● **DATA FOR THIS TASK**:
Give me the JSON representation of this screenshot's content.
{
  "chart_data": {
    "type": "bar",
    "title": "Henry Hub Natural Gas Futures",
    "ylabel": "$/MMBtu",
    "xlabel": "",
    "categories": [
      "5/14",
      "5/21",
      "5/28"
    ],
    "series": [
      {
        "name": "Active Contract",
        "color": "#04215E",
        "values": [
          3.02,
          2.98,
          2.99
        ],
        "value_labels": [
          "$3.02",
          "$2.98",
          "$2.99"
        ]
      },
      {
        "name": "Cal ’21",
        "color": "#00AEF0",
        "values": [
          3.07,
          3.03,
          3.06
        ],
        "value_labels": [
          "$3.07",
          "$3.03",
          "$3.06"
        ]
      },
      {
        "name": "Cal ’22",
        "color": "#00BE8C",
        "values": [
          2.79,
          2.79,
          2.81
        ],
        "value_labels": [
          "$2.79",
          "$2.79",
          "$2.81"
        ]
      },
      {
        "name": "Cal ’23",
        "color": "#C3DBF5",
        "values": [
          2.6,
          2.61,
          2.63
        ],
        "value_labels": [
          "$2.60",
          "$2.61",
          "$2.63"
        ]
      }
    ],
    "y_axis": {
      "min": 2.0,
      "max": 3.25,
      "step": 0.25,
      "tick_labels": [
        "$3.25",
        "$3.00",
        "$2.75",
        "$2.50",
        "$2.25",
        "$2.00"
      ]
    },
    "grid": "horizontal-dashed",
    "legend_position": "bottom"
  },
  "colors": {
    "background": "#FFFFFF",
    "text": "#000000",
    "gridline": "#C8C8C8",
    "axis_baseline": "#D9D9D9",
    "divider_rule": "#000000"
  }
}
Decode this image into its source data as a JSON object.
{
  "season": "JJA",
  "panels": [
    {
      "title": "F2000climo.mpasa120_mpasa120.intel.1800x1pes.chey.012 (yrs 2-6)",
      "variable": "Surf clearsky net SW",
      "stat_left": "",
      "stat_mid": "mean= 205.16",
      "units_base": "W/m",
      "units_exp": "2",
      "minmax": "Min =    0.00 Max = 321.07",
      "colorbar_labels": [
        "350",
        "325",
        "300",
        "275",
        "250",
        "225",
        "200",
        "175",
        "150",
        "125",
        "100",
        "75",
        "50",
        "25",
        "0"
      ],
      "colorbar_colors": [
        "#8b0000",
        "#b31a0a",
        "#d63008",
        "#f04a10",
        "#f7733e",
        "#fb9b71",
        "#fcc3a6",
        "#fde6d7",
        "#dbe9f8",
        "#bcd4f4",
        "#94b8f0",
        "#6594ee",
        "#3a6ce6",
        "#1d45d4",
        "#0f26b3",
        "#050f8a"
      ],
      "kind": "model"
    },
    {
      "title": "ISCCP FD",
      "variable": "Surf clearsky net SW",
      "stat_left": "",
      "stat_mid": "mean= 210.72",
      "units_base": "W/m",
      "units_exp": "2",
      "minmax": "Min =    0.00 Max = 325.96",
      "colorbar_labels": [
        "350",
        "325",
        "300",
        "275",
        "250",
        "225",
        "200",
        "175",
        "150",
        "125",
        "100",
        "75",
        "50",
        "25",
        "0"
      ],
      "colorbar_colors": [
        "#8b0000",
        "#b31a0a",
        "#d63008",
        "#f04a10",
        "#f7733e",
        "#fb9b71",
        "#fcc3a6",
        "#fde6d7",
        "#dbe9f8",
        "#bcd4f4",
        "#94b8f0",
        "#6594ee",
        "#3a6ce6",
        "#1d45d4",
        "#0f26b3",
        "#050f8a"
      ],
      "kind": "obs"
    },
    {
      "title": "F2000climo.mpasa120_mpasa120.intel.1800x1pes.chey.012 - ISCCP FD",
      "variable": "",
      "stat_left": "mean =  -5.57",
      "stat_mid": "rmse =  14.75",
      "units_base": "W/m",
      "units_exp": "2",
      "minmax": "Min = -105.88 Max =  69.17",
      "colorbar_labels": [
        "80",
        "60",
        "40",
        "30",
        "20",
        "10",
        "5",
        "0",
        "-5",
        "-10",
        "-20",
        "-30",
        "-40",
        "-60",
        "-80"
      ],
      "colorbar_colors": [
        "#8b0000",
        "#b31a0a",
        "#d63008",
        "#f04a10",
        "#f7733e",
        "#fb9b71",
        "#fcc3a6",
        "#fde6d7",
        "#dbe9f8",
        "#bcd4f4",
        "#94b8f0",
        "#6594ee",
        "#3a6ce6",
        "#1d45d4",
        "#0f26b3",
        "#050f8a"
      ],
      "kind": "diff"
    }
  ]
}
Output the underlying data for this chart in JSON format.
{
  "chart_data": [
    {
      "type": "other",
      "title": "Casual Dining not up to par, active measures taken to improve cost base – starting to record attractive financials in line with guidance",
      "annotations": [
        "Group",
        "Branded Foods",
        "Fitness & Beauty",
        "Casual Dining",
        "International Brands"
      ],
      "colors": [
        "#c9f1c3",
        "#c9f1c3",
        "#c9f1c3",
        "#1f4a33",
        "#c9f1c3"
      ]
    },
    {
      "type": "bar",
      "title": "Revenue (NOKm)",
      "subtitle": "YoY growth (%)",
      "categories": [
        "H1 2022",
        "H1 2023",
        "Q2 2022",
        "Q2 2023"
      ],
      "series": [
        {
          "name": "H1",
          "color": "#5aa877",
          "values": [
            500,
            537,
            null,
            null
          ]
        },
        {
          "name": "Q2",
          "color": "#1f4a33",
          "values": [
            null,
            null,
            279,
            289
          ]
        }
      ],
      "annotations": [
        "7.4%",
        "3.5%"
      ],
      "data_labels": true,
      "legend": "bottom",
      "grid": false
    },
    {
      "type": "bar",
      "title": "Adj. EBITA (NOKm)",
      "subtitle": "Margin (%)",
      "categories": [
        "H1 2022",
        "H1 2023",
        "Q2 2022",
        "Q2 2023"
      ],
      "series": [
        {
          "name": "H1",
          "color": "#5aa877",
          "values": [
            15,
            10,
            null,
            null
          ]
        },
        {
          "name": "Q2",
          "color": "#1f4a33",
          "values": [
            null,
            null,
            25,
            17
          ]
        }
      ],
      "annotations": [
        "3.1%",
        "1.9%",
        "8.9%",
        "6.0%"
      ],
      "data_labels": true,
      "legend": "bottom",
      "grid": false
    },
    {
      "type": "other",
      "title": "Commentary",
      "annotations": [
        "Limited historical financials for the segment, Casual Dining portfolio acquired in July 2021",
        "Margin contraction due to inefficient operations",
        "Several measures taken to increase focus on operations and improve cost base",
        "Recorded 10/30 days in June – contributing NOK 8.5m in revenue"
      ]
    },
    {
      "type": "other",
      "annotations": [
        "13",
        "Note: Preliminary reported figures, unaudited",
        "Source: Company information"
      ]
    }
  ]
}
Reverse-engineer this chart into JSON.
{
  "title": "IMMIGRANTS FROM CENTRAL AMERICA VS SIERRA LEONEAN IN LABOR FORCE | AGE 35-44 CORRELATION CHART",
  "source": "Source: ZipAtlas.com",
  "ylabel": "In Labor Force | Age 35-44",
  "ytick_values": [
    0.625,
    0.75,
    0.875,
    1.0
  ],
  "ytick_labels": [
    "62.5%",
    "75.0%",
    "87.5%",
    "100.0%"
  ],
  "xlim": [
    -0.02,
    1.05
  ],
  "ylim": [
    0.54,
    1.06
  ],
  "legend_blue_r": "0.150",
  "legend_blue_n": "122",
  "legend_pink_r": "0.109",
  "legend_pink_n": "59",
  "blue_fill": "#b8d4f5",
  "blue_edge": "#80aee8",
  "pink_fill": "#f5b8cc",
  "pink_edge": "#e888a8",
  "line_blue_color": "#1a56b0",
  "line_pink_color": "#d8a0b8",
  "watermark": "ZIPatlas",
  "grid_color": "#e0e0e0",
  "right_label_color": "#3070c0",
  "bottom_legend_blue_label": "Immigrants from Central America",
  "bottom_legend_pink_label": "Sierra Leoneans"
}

● **SHORT PROBLEM**: Return each line where "mean" shows up.

● **FULL SOLUTION**:
      "stat_mid": "mean= 205.16",
      "stat_mid": "mean= 210.72",
      "stat_left": "mean =  -5.57",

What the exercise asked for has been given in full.